WHAT TO WORK ON:
Transcribe the data in full and exactly, omitting any pictures.

ENTRIES PROVIDED:

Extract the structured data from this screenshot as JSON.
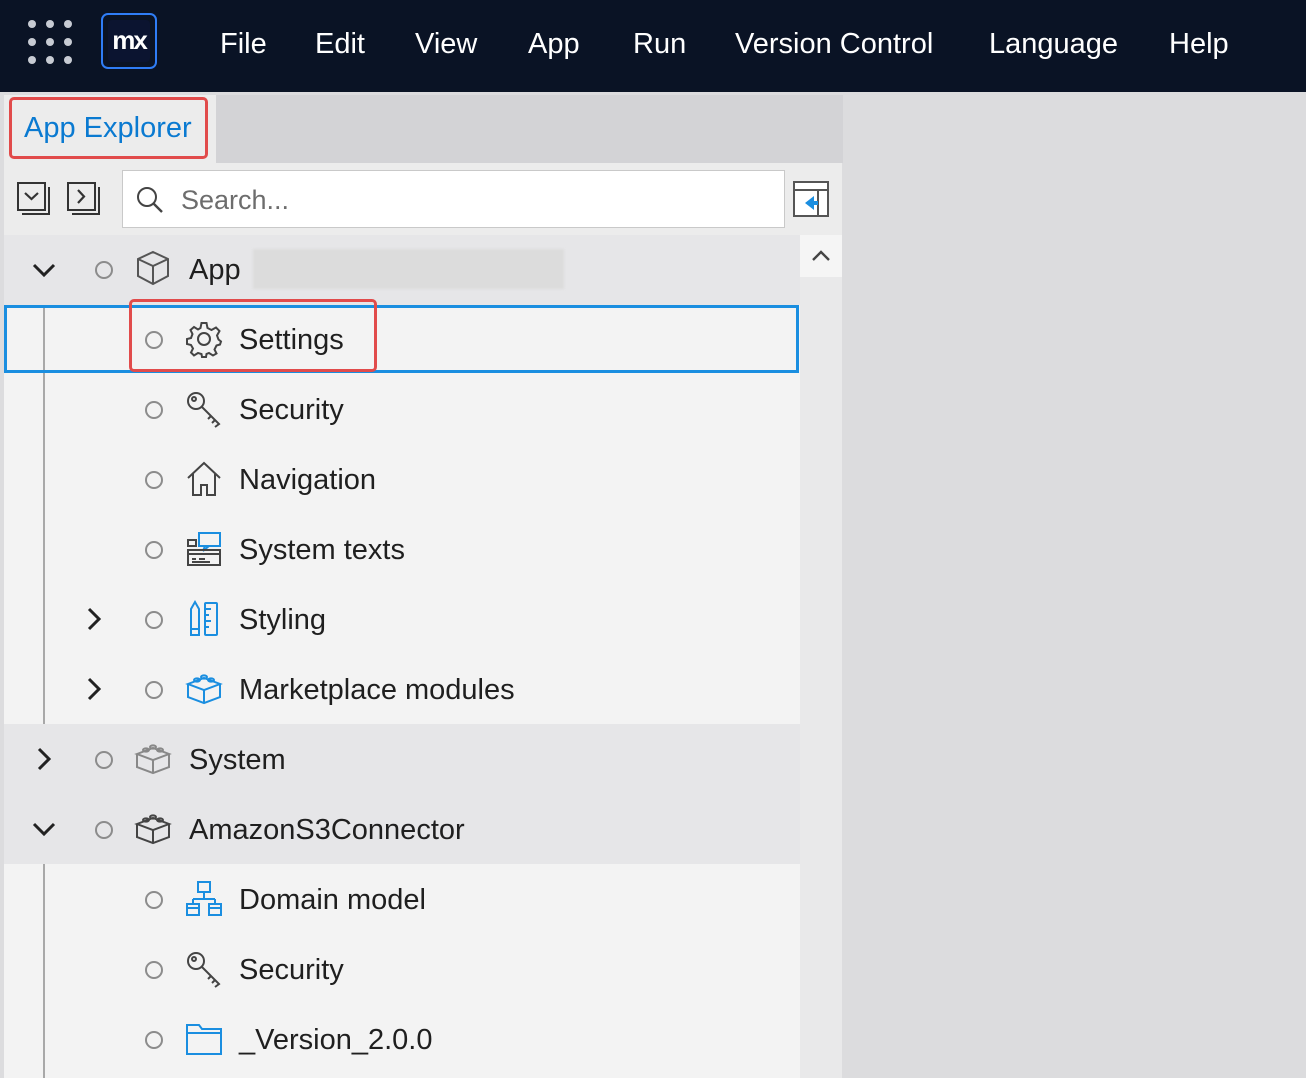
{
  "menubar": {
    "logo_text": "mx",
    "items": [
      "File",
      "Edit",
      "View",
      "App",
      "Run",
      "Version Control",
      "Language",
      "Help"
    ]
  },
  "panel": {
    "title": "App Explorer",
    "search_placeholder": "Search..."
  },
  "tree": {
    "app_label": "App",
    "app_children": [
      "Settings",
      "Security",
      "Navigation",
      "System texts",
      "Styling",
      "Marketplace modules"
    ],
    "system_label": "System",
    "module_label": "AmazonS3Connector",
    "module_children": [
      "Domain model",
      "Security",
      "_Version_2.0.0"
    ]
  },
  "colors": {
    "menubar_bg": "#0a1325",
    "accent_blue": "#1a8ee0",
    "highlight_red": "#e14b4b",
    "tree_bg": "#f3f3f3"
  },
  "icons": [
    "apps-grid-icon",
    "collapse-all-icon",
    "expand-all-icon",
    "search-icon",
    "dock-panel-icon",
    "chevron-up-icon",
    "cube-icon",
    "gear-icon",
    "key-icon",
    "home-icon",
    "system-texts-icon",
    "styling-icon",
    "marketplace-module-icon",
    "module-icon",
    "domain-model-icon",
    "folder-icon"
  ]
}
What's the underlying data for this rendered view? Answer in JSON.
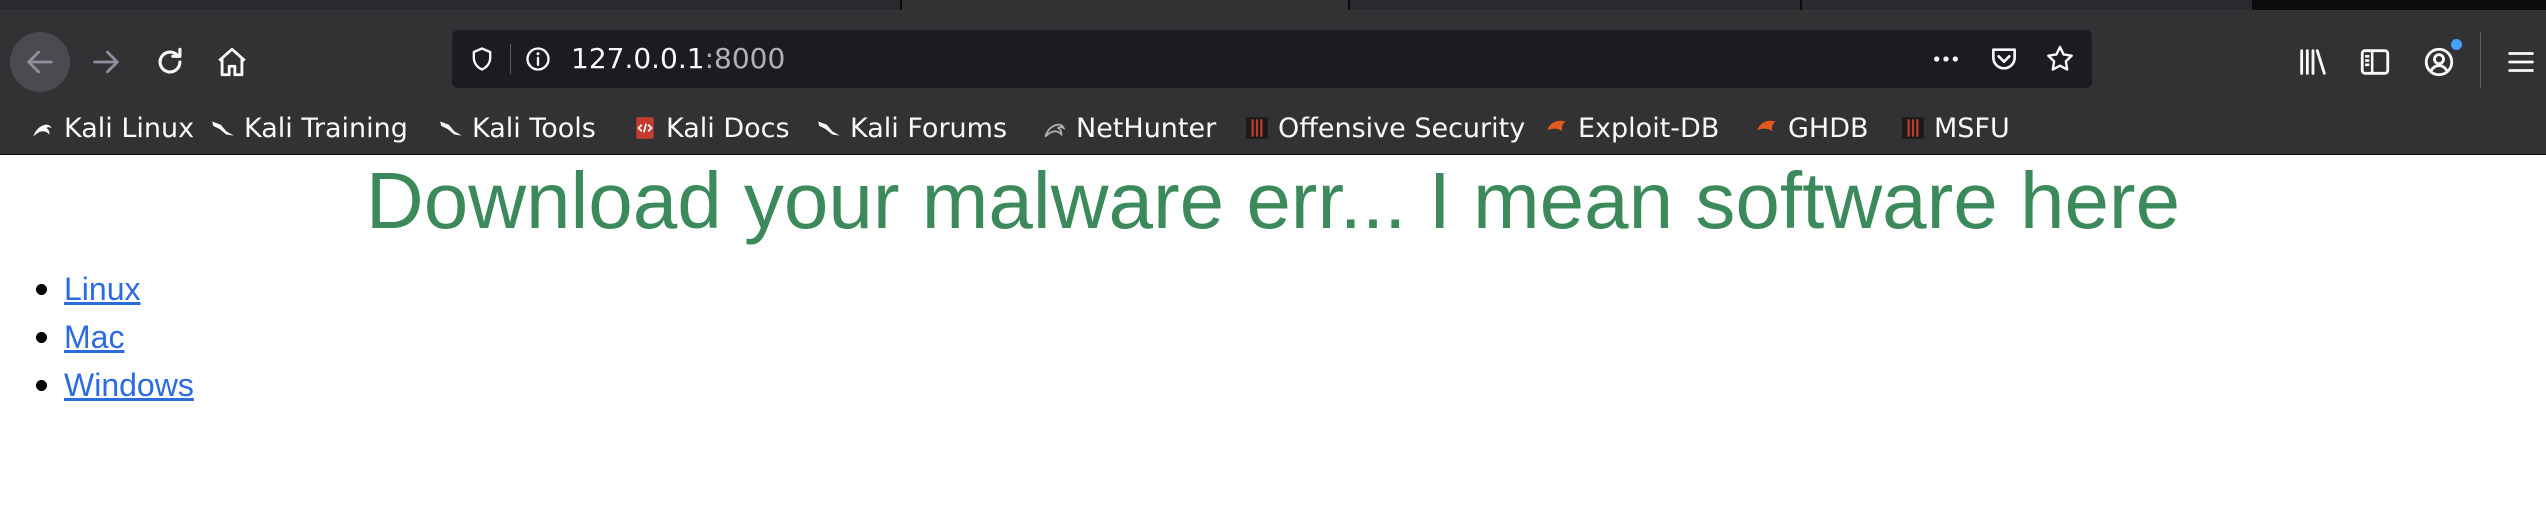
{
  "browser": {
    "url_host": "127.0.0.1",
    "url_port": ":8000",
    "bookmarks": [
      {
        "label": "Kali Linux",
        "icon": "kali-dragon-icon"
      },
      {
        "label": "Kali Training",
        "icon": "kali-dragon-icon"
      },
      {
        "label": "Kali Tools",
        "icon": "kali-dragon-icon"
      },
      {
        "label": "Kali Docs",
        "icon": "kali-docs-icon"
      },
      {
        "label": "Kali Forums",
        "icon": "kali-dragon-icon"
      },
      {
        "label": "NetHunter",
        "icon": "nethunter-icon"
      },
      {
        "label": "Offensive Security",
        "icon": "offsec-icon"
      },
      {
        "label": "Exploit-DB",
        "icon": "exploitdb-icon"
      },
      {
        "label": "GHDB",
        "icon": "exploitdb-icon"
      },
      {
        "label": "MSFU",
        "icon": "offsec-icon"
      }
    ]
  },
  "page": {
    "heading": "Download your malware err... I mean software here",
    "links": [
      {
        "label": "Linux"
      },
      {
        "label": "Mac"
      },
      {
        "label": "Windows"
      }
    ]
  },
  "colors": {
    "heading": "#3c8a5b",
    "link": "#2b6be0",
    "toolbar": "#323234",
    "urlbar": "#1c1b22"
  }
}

TASK ANSWER:
Extract the structured data from this screenshot as JSON.
{
  "menubar": {
    "logo_text": "mx",
    "items": [
      "File",
      "Edit",
      "View",
      "App",
      "Run",
      "Version Control",
      "Language",
      "Help"
    ]
  },
  "panel": {
    "title": "App Explorer",
    "search_placeholder": "Search..."
  },
  "tree": {
    "app_label": "App",
    "app_children": [
      "Settings",
      "Security",
      "Navigation",
      "System texts",
      "Styling",
      "Marketplace modules"
    ],
    "system_label": "System",
    "module_label": "AmazonS3Connector",
    "module_children": [
      "Domain model",
      "Security",
      "_Version_2.0.0"
    ]
  },
  "colors": {
    "menubar_bg": "#0a1325",
    "accent_blue": "#1a8ee0",
    "highlight_red": "#e14b4b",
    "tree_bg": "#f3f3f3"
  },
  "icons": [
    "apps-grid-icon",
    "collapse-all-icon",
    "expand-all-icon",
    "search-icon",
    "dock-panel-icon",
    "chevron-up-icon",
    "cube-icon",
    "gear-icon",
    "key-icon",
    "home-icon",
    "system-texts-icon",
    "styling-icon",
    "marketplace-module-icon",
    "module-icon",
    "domain-model-icon",
    "folder-icon"
  ]
}
What's the underlying data for this rendered view? Answer in JSON.
{
  "browser": {
    "url_host": "127.0.0.1",
    "url_port": ":8000",
    "bookmarks": [
      {
        "label": "Kali Linux",
        "icon": "kali-dragon-icon"
      },
      {
        "label": "Kali Training",
        "icon": "kali-dragon-icon"
      },
      {
        "label": "Kali Tools",
        "icon": "kali-dragon-icon"
      },
      {
        "label": "Kali Docs",
        "icon": "kali-docs-icon"
      },
      {
        "label": "Kali Forums",
        "icon": "kali-dragon-icon"
      },
      {
        "label": "NetHunter",
        "icon": "nethunter-icon"
      },
      {
        "label": "Offensive Security",
        "icon": "offsec-icon"
      },
      {
        "label": "Exploit-DB",
        "icon": "exploitdb-icon"
      },
      {
        "label": "GHDB",
        "icon": "exploitdb-icon"
      },
      {
        "label": "MSFU",
        "icon": "offsec-icon"
      }
    ]
  },
  "page": {
    "heading": "Download your malware err... I mean software here",
    "links": [
      {
        "label": "Linux"
      },
      {
        "label": "Mac"
      },
      {
        "label": "Windows"
      }
    ]
  },
  "colors": {
    "heading": "#3c8a5b",
    "link": "#2b6be0",
    "toolbar": "#323234",
    "urlbar": "#1c1b22"
  }
}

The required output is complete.